• Exercise aim: Only the pictures stay out; every record is to be quoted exactly.
BEGIN Records provided
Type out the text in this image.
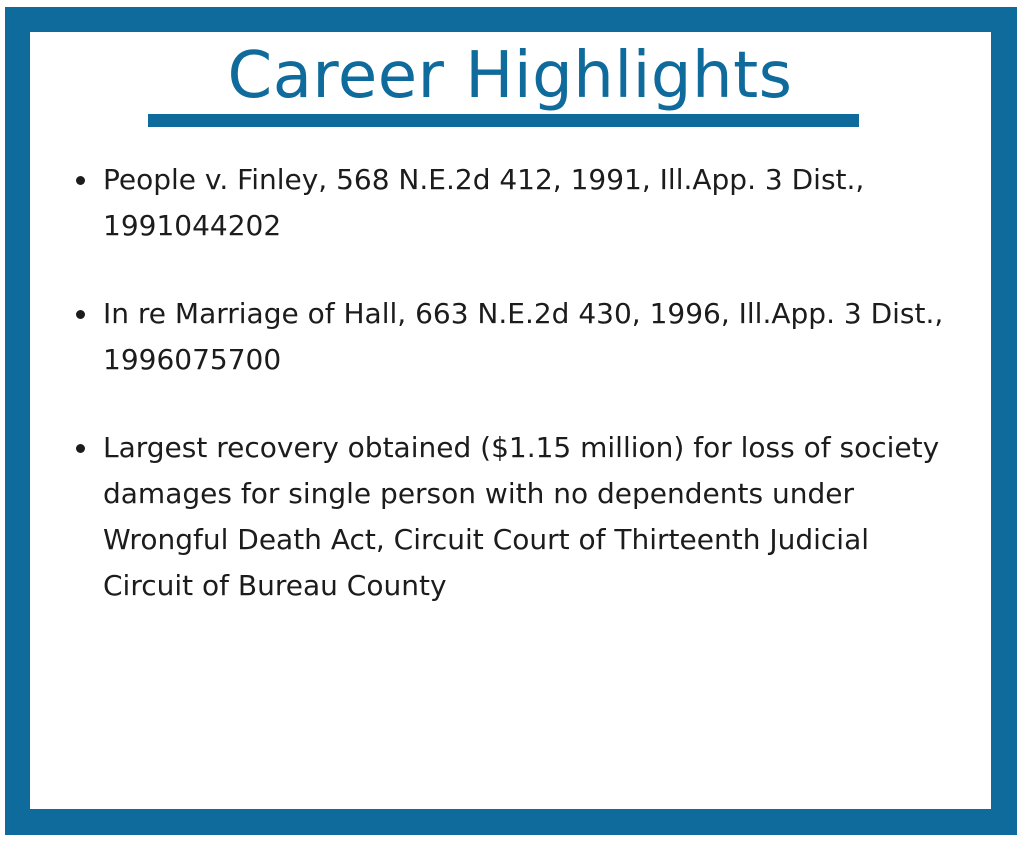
Career Highlights
People v. Finley, 568 N.E.2d 412, 1991, Ill.App. 3 Dist., 1991044202
In re Marriage of Hall, 663 N.E.2d 430, 1996, Ill.App. 3 Dist., 1996075700
Largest recovery obtained ($1.15 million) for loss of society damages for single person with no dependents under Wrongful Death Act, Circuit Court of Thirteenth Judicial Circuit of Bureau County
END Records provided
• Response:
Type out the text in this image.
Career Highlights
People v. Finley, 568 N.E.2d 412, 1991, Ill.App. 3 Dist., 1991044202
In re Marriage of Hall, 663 N.E.2d 430, 1996, Ill.App. 3 Dist., 1996075700
Largest recovery obtained ($1.15 million) for loss of society damages for single person with no dependents under Wrongful Death Act, Circuit Court of Thirteenth Judicial Circuit of Bureau County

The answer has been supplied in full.